* Prompt *
Copy out all the entries exactly.

******************************

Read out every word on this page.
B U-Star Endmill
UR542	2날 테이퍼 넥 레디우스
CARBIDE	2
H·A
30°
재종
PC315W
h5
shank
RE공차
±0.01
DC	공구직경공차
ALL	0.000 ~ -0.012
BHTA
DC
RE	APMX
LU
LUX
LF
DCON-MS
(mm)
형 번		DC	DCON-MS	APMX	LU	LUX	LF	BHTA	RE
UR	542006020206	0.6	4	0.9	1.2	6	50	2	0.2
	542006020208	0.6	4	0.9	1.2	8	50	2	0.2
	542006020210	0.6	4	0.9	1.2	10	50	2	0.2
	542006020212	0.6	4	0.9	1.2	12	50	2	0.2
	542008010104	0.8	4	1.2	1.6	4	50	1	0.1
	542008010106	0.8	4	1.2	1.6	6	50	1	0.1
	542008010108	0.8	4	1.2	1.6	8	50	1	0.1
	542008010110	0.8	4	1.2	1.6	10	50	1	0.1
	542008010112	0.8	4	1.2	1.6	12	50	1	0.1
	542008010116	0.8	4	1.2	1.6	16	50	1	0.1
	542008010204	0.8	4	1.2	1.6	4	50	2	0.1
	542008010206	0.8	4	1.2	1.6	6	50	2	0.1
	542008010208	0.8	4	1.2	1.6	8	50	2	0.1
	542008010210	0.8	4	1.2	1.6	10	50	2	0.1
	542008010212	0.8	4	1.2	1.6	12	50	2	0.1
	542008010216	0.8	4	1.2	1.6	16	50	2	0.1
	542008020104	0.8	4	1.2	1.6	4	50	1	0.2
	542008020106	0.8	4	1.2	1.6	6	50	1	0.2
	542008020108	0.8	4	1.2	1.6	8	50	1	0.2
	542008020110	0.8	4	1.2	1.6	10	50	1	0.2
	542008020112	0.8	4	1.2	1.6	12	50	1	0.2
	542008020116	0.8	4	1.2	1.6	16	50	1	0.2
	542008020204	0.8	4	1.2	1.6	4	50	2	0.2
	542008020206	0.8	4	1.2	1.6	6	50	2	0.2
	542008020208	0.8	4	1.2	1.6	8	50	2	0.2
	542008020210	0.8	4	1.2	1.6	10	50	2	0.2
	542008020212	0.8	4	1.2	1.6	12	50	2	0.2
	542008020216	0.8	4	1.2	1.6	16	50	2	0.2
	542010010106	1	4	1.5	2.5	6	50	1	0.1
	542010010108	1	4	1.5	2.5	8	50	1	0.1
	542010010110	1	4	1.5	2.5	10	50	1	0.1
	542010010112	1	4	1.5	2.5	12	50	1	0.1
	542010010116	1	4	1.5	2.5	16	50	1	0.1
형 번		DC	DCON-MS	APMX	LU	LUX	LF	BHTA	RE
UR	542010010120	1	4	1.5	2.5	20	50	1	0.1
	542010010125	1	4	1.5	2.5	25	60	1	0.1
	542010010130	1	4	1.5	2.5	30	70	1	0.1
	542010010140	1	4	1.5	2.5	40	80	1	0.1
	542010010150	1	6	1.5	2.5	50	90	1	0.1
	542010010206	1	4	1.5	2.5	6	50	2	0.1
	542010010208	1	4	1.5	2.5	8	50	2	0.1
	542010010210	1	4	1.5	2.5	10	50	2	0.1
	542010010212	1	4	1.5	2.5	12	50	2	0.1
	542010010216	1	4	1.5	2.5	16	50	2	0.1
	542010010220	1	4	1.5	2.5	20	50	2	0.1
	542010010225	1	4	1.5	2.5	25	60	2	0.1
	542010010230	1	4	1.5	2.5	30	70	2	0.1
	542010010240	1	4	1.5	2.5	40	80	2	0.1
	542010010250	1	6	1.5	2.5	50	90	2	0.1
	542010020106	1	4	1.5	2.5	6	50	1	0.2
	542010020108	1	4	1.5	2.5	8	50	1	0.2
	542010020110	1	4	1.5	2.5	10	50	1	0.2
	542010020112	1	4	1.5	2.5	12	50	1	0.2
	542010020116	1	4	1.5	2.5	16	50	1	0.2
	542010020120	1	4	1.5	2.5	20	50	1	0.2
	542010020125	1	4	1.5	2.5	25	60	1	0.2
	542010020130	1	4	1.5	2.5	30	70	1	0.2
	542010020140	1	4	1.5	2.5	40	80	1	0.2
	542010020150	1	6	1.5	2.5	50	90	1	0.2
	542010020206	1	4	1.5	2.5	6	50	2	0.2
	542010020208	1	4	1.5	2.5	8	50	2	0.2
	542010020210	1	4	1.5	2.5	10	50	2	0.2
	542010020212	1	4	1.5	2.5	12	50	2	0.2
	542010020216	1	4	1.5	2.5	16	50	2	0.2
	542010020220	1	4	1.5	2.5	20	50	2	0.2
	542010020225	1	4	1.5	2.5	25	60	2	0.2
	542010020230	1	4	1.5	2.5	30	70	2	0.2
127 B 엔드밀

******************************

* Expected answer *
Read out every word on this page.
B U-Star Endmill
UR542	2날 테이퍼 넥 레디우스
CARBIDE	2
H·A
30°
재종
PC315W
h5
shank
RE공차
±0.01
DC	공구직경공차
ALL	0.000 ~ -0.012
BHTA
DC
RE	APMX
LU
LUX
LF
DCON-MS
(mm)
형 번		DC	DCON-MS	APMX	LU	LUX	LF	BHTA	RE
UR	542006020206	0.6	4	0.9	1.2	6	50	2	0.2
	542006020208	0.6	4	0.9	1.2	8	50	2	0.2
	542006020210	0.6	4	0.9	1.2	10	50	2	0.2
	542006020212	0.6	4	0.9	1.2	12	50	2	0.2
	542008010104	0.8	4	1.2	1.6	4	50	1	0.1
	542008010106	0.8	4	1.2	1.6	6	50	1	0.1
	542008010108	0.8	4	1.2	1.6	8	50	1	0.1
	542008010110	0.8	4	1.2	1.6	10	50	1	0.1
	542008010112	0.8	4	1.2	1.6	12	50	1	0.1
	542008010116	0.8	4	1.2	1.6	16	50	1	0.1
	542008010204	0.8	4	1.2	1.6	4	50	2	0.1
	542008010206	0.8	4	1.2	1.6	6	50	2	0.1
	542008010208	0.8	4	1.2	1.6	8	50	2	0.1
	542008010210	0.8	4	1.2	1.6	10	50	2	0.1
	542008010212	0.8	4	1.2	1.6	12	50	2	0.1
	542008010216	0.8	4	1.2	1.6	16	50	2	0.1
	542008020104	0.8	4	1.2	1.6	4	50	1	0.2
	542008020106	0.8	4	1.2	1.6	6	50	1	0.2
	542008020108	0.8	4	1.2	1.6	8	50	1	0.2
	542008020110	0.8	4	1.2	1.6	10	50	1	0.2
	542008020112	0.8	4	1.2	1.6	12	50	1	0.2
	542008020116	0.8	4	1.2	1.6	16	50	1	0.2
	542008020204	0.8	4	1.2	1.6	4	50	2	0.2
	542008020206	0.8	4	1.2	1.6	6	50	2	0.2
	542008020208	0.8	4	1.2	1.6	8	50	2	0.2
	542008020210	0.8	4	1.2	1.6	10	50	2	0.2
	542008020212	0.8	4	1.2	1.6	12	50	2	0.2
	542008020216	0.8	4	1.2	1.6	16	50	2	0.2
	542010010106	1	4	1.5	2.5	6	50	1	0.1
	542010010108	1	4	1.5	2.5	8	50	1	0.1
	542010010110	1	4	1.5	2.5	10	50	1	0.1
	542010010112	1	4	1.5	2.5	12	50	1	0.1
	542010010116	1	4	1.5	2.5	16	50	1	0.1
형 번		DC	DCON-MS	APMX	LU	LUX	LF	BHTA	RE
UR	542010010120	1	4	1.5	2.5	20	50	1	0.1
	542010010125	1	4	1.5	2.5	25	60	1	0.1
	542010010130	1	4	1.5	2.5	30	70	1	0.1
	542010010140	1	4	1.5	2.5	40	80	1	0.1
	542010010150	1	6	1.5	2.5	50	90	1	0.1
	542010010206	1	4	1.5	2.5	6	50	2	0.1
	542010010208	1	4	1.5	2.5	8	50	2	0.1
	542010010210	1	4	1.5	2.5	10	50	2	0.1
	542010010212	1	4	1.5	2.5	12	50	2	0.1
	542010010216	1	4	1.5	2.5	16	50	2	0.1
	542010010220	1	4	1.5	2.5	20	50	2	0.1
	542010010225	1	4	1.5	2.5	25	60	2	0.1
	542010010230	1	4	1.5	2.5	30	70	2	0.1
	542010010240	1	4	1.5	2.5	40	80	2	0.1
	542010010250	1	6	1.5	2.5	50	90	2	0.1
	542010020106	1	4	1.5	2.5	6	50	1	0.2
	542010020108	1	4	1.5	2.5	8	50	1	0.2
	542010020110	1	4	1.5	2.5	10	50	1	0.2
	542010020112	1	4	1.5	2.5	12	50	1	0.2
	542010020116	1	4	1.5	2.5	16	50	1	0.2
	542010020120	1	4	1.5	2.5	20	50	1	0.2
	542010020125	1	4	1.5	2.5	25	60	1	0.2
	542010020130	1	4	1.5	2.5	30	70	1	0.2
	542010020140	1	4	1.5	2.5	40	80	1	0.2
	542010020150	1	6	1.5	2.5	50	90	1	0.2
	542010020206	1	4	1.5	2.5	6	50	2	0.2
	542010020208	1	4	1.5	2.5	8	50	2	0.2
	542010020210	1	4	1.5	2.5	10	50	2	0.2
	542010020212	1	4	1.5	2.5	12	50	2	0.2
	542010020216	1	4	1.5	2.5	16	50	2	0.2
	542010020220	1	4	1.5	2.5	20	50	2	0.2
	542010020225	1	4	1.5	2.5	25	60	2	0.2
	542010020230	1	4	1.5	2.5	30	70	2	0.2
127 B 엔드밀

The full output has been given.